▶ **Material to process**
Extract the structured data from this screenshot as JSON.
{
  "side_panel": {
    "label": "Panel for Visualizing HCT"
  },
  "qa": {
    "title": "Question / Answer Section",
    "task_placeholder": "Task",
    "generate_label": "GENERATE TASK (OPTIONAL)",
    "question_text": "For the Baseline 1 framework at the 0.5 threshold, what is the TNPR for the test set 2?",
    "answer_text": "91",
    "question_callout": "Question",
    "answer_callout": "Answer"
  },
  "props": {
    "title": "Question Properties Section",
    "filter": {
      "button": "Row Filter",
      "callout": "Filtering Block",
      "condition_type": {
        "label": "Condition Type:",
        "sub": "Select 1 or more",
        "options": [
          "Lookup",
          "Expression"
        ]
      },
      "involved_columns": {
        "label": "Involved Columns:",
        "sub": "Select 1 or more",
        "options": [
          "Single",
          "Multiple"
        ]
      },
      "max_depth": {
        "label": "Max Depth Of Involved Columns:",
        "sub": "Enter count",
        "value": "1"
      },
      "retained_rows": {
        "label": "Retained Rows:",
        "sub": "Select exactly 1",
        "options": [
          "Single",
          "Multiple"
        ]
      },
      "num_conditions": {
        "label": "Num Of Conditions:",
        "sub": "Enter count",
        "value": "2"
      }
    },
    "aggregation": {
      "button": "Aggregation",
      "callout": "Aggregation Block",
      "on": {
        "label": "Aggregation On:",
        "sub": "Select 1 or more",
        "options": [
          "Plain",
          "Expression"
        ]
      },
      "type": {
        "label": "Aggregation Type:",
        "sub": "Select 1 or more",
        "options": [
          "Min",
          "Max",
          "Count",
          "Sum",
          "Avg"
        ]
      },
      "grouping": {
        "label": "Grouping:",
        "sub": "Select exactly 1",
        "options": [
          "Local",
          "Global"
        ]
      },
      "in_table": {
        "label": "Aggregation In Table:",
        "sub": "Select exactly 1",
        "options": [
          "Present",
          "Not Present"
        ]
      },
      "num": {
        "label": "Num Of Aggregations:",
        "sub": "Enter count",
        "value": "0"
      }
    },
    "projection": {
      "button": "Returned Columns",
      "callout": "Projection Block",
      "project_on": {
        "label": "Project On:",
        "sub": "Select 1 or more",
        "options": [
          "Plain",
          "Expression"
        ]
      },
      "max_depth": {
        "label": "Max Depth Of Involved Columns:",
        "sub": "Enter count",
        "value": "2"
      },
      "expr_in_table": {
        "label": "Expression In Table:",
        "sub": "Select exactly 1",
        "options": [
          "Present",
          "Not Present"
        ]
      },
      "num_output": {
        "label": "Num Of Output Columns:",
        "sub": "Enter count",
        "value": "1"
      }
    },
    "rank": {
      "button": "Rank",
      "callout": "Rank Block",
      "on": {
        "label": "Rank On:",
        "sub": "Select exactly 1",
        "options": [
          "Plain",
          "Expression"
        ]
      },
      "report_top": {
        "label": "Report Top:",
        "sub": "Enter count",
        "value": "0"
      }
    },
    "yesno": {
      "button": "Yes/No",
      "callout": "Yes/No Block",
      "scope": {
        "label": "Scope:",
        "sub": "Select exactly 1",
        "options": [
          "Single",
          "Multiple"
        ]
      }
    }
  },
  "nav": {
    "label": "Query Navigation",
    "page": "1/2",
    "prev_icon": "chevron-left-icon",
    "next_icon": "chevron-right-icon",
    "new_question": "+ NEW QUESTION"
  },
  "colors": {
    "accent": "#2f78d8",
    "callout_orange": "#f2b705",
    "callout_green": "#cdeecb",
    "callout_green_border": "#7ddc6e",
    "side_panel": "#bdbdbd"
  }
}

▶ **What to do**
Output the records verbatim, from the first line to the last.

▶ **Finished answer**
Extract the structured data from this screenshot as JSON.
{
  "side_panel": {
    "label": "Panel for Visualizing HCT"
  },
  "qa": {
    "title": "Question / Answer Section",
    "task_placeholder": "Task",
    "generate_label": "GENERATE TASK (OPTIONAL)",
    "question_text": "For the Baseline 1 framework at the 0.5 threshold, what is the TNPR for the test set 2?",
    "answer_text": "91",
    "question_callout": "Question",
    "answer_callout": "Answer"
  },
  "props": {
    "title": "Question Properties Section",
    "filter": {
      "button": "Row Filter",
      "callout": "Filtering Block",
      "condition_type": {
        "label": "Condition Type:",
        "sub": "Select 1 or more",
        "options": [
          "Lookup",
          "Expression"
        ]
      },
      "involved_columns": {
        "label": "Involved Columns:",
        "sub": "Select 1 or more",
        "options": [
          "Single",
          "Multiple"
        ]
      },
      "max_depth": {
        "label": "Max Depth Of Involved Columns:",
        "sub": "Enter count",
        "value": "1"
      },
      "retained_rows": {
        "label": "Retained Rows:",
        "sub": "Select exactly 1",
        "options": [
          "Single",
          "Multiple"
        ]
      },
      "num_conditions": {
        "label": "Num Of Conditions:",
        "sub": "Enter count",
        "value": "2"
      }
    },
    "aggregation": {
      "button": "Aggregation",
      "callout": "Aggregation Block",
      "on": {
        "label": "Aggregation On:",
        "sub": "Select 1 or more",
        "options": [
          "Plain",
          "Expression"
        ]
      },
      "type": {
        "label": "Aggregation Type:",
        "sub": "Select 1 or more",
        "options": [
          "Min",
          "Max",
          "Count",
          "Sum",
          "Avg"
        ]
      },
      "grouping": {
        "label": "Grouping:",
        "sub": "Select exactly 1",
        "options": [
          "Local",
          "Global"
        ]
      },
      "in_table": {
        "label": "Aggregation In Table:",
        "sub": "Select exactly 1",
        "options": [
          "Present",
          "Not Present"
        ]
      },
      "num": {
        "label": "Num Of Aggregations:",
        "sub": "Enter count",
        "value": "0"
      }
    },
    "projection": {
      "button": "Returned Columns",
      "callout": "Projection Block",
      "project_on": {
        "label": "Project On:",
        "sub": "Select 1 or more",
        "options": [
          "Plain",
          "Expression"
        ]
      },
      "max_depth": {
        "label": "Max Depth Of Involved Columns:",
        "sub": "Enter count",
        "value": "2"
      },
      "expr_in_table": {
        "label": "Expression In Table:",
        "sub": "Select exactly 1",
        "options": [
          "Present",
          "Not Present"
        ]
      },
      "num_output": {
        "label": "Num Of Output Columns:",
        "sub": "Enter count",
        "value": "1"
      }
    },
    "rank": {
      "button": "Rank",
      "callout": "Rank Block",
      "on": {
        "label": "Rank On:",
        "sub": "Select exactly 1",
        "options": [
          "Plain",
          "Expression"
        ]
      },
      "report_top": {
        "label": "Report Top:",
        "sub": "Enter count",
        "value": "0"
      }
    },
    "yesno": {
      "button": "Yes/No",
      "callout": "Yes/No Block",
      "scope": {
        "label": "Scope:",
        "sub": "Select exactly 1",
        "options": [
          "Single",
          "Multiple"
        ]
      }
    }
  },
  "nav": {
    "label": "Query Navigation",
    "page": "1/2",
    "prev_icon": "chevron-left-icon",
    "next_icon": "chevron-right-icon",
    "new_question": "+ NEW QUESTION"
  },
  "colors": {
    "accent": "#2f78d8",
    "callout_orange": "#f2b705",
    "callout_green": "#cdeecb",
    "callout_green_border": "#7ddc6e",
    "side_panel": "#bdbdbd"
  }
}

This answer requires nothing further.